What is needed
Leave out the pictures and reproduce all of the data exactly.

Input rows
## begin
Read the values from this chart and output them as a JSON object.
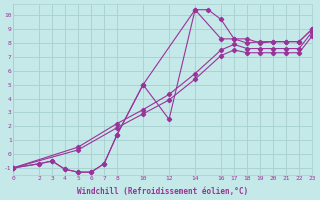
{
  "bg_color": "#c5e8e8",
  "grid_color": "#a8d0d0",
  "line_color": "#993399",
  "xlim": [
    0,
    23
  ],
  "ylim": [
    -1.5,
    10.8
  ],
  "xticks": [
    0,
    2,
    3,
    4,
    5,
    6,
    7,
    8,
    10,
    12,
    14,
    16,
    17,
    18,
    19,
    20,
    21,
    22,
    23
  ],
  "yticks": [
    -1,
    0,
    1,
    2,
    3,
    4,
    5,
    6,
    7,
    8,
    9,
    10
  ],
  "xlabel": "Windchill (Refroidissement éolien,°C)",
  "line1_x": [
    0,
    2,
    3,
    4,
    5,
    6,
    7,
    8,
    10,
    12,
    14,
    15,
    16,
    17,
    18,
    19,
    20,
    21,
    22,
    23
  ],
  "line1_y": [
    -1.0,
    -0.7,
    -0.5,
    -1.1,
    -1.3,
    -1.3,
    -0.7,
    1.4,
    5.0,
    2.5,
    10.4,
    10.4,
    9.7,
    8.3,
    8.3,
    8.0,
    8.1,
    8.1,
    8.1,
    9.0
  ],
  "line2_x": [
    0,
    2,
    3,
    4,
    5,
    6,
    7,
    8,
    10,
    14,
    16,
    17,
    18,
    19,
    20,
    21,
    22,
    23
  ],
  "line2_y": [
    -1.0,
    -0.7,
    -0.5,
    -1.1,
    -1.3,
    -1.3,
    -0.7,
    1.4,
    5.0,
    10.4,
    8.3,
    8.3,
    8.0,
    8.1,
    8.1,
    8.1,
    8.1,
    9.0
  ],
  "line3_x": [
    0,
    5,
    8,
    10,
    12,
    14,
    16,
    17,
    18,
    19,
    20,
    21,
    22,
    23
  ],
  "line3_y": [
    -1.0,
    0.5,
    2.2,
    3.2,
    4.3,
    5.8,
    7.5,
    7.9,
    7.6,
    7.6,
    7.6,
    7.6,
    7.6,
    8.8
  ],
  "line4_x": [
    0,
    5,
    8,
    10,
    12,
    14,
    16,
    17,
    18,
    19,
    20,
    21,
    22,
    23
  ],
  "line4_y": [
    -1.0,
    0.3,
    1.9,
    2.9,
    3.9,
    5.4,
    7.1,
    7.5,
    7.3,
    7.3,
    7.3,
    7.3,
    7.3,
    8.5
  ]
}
## end
Answer for this exercise
Read the values from this chart and output them as a JSON object.
{
  "bg_color": "#c5e8e8",
  "grid_color": "#a8d0d0",
  "line_color": "#993399",
  "xlim": [
    0,
    23
  ],
  "ylim": [
    -1.5,
    10.8
  ],
  "xticks": [
    0,
    2,
    3,
    4,
    5,
    6,
    7,
    8,
    10,
    12,
    14,
    16,
    17,
    18,
    19,
    20,
    21,
    22,
    23
  ],
  "yticks": [
    -1,
    0,
    1,
    2,
    3,
    4,
    5,
    6,
    7,
    8,
    9,
    10
  ],
  "xlabel": "Windchill (Refroidissement éolien,°C)",
  "line1_x": [
    0,
    2,
    3,
    4,
    5,
    6,
    7,
    8,
    10,
    12,
    14,
    15,
    16,
    17,
    18,
    19,
    20,
    21,
    22,
    23
  ],
  "line1_y": [
    -1.0,
    -0.7,
    -0.5,
    -1.1,
    -1.3,
    -1.3,
    -0.7,
    1.4,
    5.0,
    2.5,
    10.4,
    10.4,
    9.7,
    8.3,
    8.3,
    8.0,
    8.1,
    8.1,
    8.1,
    9.0
  ],
  "line2_x": [
    0,
    2,
    3,
    4,
    5,
    6,
    7,
    8,
    10,
    14,
    16,
    17,
    18,
    19,
    20,
    21,
    22,
    23
  ],
  "line2_y": [
    -1.0,
    -0.7,
    -0.5,
    -1.1,
    -1.3,
    -1.3,
    -0.7,
    1.4,
    5.0,
    10.4,
    8.3,
    8.3,
    8.0,
    8.1,
    8.1,
    8.1,
    8.1,
    9.0
  ],
  "line3_x": [
    0,
    5,
    8,
    10,
    12,
    14,
    16,
    17,
    18,
    19,
    20,
    21,
    22,
    23
  ],
  "line3_y": [
    -1.0,
    0.5,
    2.2,
    3.2,
    4.3,
    5.8,
    7.5,
    7.9,
    7.6,
    7.6,
    7.6,
    7.6,
    7.6,
    8.8
  ],
  "line4_x": [
    0,
    5,
    8,
    10,
    12,
    14,
    16,
    17,
    18,
    19,
    20,
    21,
    22,
    23
  ],
  "line4_y": [
    -1.0,
    0.3,
    1.9,
    2.9,
    3.9,
    5.4,
    7.1,
    7.5,
    7.3,
    7.3,
    7.3,
    7.3,
    7.3,
    8.5
  ]
}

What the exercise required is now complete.